Given data:
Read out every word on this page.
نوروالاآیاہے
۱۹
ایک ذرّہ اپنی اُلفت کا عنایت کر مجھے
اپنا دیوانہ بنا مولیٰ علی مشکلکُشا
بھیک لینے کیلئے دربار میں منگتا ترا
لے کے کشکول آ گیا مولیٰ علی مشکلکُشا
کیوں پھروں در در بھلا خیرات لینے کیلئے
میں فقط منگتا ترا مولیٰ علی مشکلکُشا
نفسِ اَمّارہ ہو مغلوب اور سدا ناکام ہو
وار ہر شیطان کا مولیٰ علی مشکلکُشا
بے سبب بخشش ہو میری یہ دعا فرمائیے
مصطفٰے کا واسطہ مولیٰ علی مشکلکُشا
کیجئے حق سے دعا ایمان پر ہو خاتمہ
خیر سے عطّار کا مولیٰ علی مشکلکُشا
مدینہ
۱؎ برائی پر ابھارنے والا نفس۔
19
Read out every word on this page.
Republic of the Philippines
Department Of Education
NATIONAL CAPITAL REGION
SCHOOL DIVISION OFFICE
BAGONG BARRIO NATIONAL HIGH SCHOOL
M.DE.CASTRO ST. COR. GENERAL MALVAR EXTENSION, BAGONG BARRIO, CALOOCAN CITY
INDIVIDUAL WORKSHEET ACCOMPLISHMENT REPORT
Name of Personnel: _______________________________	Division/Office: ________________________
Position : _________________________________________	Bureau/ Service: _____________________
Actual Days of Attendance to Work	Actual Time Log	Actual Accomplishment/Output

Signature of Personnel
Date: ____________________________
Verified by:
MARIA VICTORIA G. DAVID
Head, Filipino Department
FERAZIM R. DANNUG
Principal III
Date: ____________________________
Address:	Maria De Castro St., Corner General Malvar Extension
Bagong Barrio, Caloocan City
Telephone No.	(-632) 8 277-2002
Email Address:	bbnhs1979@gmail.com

Work to complete: Copy out each line of the data containing the string "کیلئے".

Worked solution:
بھیک لینے کیلئے دربار میں منگتا ترا
کیوں پھروں در در بھلا خیرات لینے کیلئے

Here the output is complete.